**Breve quesito:**
Rispondi alle seguenti domande sul testo dedicato alle banche centrali.
1. In quali due paesi sono ripresi i rialzi dei tassi?
2. Quanti ulteriori aumenti indicano le previsioni dei dot plot emerse nell'incontro di giugno della Federal Reserve?
3. Fino a quando, probabilmente, la Fed proseguirà il ciclo di rialzi?

**Testo da leggere:**
Banche centrali costrette a nuovi rialzi nel breve termine

Le dichiarazioni ancora favorevoli ai rialzi dei tassi da parte della Federal Reserve, i consistenti aumenti dei tassi nel Regno Unito e la ripresa dei rialzi in Australia e Canada danno l’impressione che la stretta monetaria proseguirà su scala globale, mentre si allontanano le speranze che il “picco” sia vicino. Gli interventi delle banche centrali, dovuti alla persistente inflazione o alle continue pressioni (il mercato del lavoro negli Stati Uniti resta estremamente robusto) vanno però considerati nel contesto della domanda globale. Stanno emergendo nuovi segnali di rallentamento dell’economia reale su scala globale che sono, almeno in parte, il risultato della stretta monetaria. Per quanto il ritardo tra i segnali dell’economia reale e la disinflazione sia comprensibilmente una fonte di frustrazione per le banche centrali, noi restiamo convinti che il picco dei tassi di interesse non sia lontano, comunque la parte finale del ciclo di stretta avrà effetti dolorosi.

Durante l’incontro di giugno la Federal Reserve non ha escluso nuovi rialzi dei tassi, le previsioni dei dot plot indicano altri due aumenti, più di quanto si attendeva il mercato. Anche la forward guidance conserva un approccio restrittivo. Ciò riflette la convinzione del Federal Open Market Committee (FOMC) che le condizioni monetarie non sono ancora abbastanza restrittive a fronte della tenuta del mercato del lavoro. In pratica, ciò significa probabilmente che la Fed non cesserà il ciclo di rialzi finché non ci sarà un evidente deterioramento del numero dei salariati. E potrebbe volerci ancora un po’. Il dato che sarà pubblicato prima dell’incontro di luglio potrebbe non bastare a frenare gli interventi.

**Materiale mostrato:**
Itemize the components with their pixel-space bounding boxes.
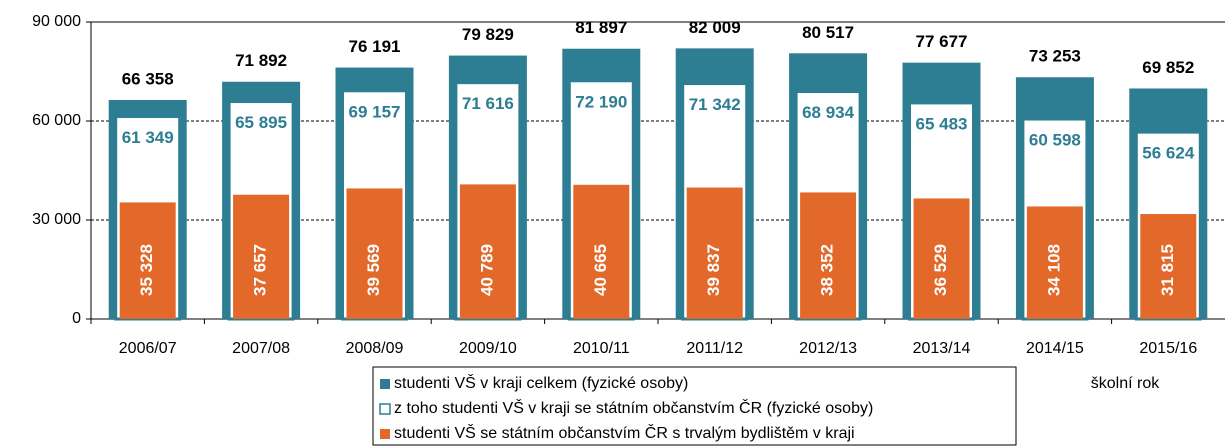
x-axis-title: školní rok <box>1091 375 1160 392</box>
value-label: 82 009 <box>689 18 741 37</box>
value-label: 81 897 <box>575 18 627 37</box>
bar <box>800 192 857 319</box>
x-tick-label: 2008/09 <box>346 340 404 357</box>
x-tick-label: 2015/16 <box>1139 340 1197 357</box>
value-label: 73 253 <box>1029 47 1081 66</box>
bar <box>459 184 516 319</box>
y-tick-label: 60 000 <box>32 112 81 129</box>
y-tick-label: 0 <box>72 310 81 327</box>
value-label: 69 157 <box>349 102 401 121</box>
bar <box>346 188 403 319</box>
x-tick-label: 2010/11 <box>573 340 630 357</box>
value-label: 38 352 <box>818 244 837 296</box>
bar <box>686 187 743 319</box>
value-label: 65 895 <box>235 113 287 132</box>
y-tick-label: 90 000 <box>32 13 81 30</box>
value-label: 71 342 <box>689 95 741 114</box>
value-label: 60 598 <box>1029 131 1081 150</box>
x-tick-label: 2014/15 <box>1026 340 1084 357</box>
value-label: 40 665 <box>591 244 610 296</box>
x-tick-label: 2006/07 <box>119 340 177 357</box>
value-label: 66 358 <box>122 70 174 89</box>
bar <box>1140 214 1197 319</box>
x-tick-label: 2012/13 <box>799 340 857 357</box>
bar <box>1026 206 1083 319</box>
value-label: 68 934 <box>802 103 855 122</box>
value-label: 80 517 <box>802 23 854 42</box>
legend-swatch <box>380 379 390 389</box>
legend-box <box>372 366 1017 446</box>
x-tick-label: 2009/10 <box>459 340 517 357</box>
value-label: 39 837 <box>704 244 723 296</box>
value-label: 31 815 <box>1158 244 1177 296</box>
legend-label: z toho studenti VŠ v kraji se státním ob… <box>394 398 873 417</box>
legend-swatch <box>380 429 390 439</box>
value-label: 35 328 <box>137 244 156 296</box>
value-label: 34 108 <box>1044 244 1063 296</box>
value-label: 39 569 <box>364 244 383 296</box>
y-tick-label: 30 000 <box>32 211 81 228</box>
value-label: 76 191 <box>349 37 401 56</box>
bar <box>913 198 970 319</box>
legend-label: studenti VŠ v kraji celkem (fyzické osob… <box>394 373 688 392</box>
value-label: 61 349 <box>122 128 174 147</box>
bar <box>233 194 290 319</box>
value-label: 79 829 <box>462 25 514 44</box>
value-label: 40 789 <box>477 244 496 296</box>
value-label: 56 624 <box>1142 144 1195 163</box>
value-label: 71 892 <box>235 51 287 70</box>
legend-label: studenti VŠ se státním občanstvím ČR s t… <box>394 423 855 442</box>
value-label: 37 657 <box>251 244 270 296</box>
bar <box>119 202 176 319</box>
bar <box>573 184 630 319</box>
value-label: 71 616 <box>462 94 514 113</box>
value-label: 36 529 <box>931 244 950 296</box>
legend-swatch <box>379 403 391 415</box>
x-tick-label: 2013/14 <box>913 340 971 357</box>
x-tick-label: 2007/08 <box>232 340 290 357</box>
value-label: 69 852 <box>1142 58 1194 77</box>
value-label: 72 190 <box>575 92 627 111</box>
x-tick-label: 2011/12 <box>686 340 743 357</box>
value-label: 77 677 <box>916 32 968 51</box>
value-label: 65 483 <box>916 114 968 133</box>
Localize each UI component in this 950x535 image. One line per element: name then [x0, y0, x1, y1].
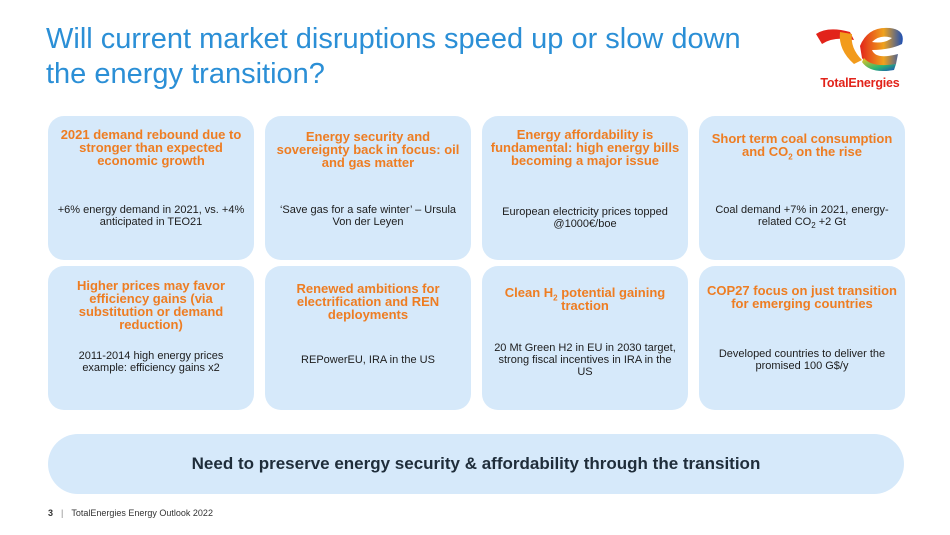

**Risposta scritta:**
1. In Australia e in Canada.
2. Altri due aumenti.
3. Finché non ci sarà un evidente deterioramento del numero dei salariati.